*What is needed:*
Only a number is wanted: how many lines of the entries include the string "using"?

::::

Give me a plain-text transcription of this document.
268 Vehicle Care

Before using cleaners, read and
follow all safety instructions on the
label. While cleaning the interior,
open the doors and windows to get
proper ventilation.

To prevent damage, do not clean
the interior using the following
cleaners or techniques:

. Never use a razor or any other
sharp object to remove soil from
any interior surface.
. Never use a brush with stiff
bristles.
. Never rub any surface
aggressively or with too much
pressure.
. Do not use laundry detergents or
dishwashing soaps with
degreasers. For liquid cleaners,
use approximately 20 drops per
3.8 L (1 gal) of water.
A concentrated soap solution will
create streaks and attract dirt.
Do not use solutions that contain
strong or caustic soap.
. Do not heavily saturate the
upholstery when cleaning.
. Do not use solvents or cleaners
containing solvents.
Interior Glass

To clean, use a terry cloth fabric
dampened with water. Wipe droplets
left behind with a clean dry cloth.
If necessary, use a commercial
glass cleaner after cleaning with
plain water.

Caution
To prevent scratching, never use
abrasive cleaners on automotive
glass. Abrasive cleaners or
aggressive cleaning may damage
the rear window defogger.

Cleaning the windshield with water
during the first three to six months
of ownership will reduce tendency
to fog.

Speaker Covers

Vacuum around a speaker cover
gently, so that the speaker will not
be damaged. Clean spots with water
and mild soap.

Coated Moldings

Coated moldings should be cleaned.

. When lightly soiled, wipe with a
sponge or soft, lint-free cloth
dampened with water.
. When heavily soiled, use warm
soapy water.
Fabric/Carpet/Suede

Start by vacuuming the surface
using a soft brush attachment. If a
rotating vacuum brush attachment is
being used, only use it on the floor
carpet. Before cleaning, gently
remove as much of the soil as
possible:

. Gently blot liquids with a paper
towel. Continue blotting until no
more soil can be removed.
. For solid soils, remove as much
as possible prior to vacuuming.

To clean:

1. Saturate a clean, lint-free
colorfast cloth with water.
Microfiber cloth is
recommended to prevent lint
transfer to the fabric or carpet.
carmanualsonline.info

::::

*Result for this task:*
3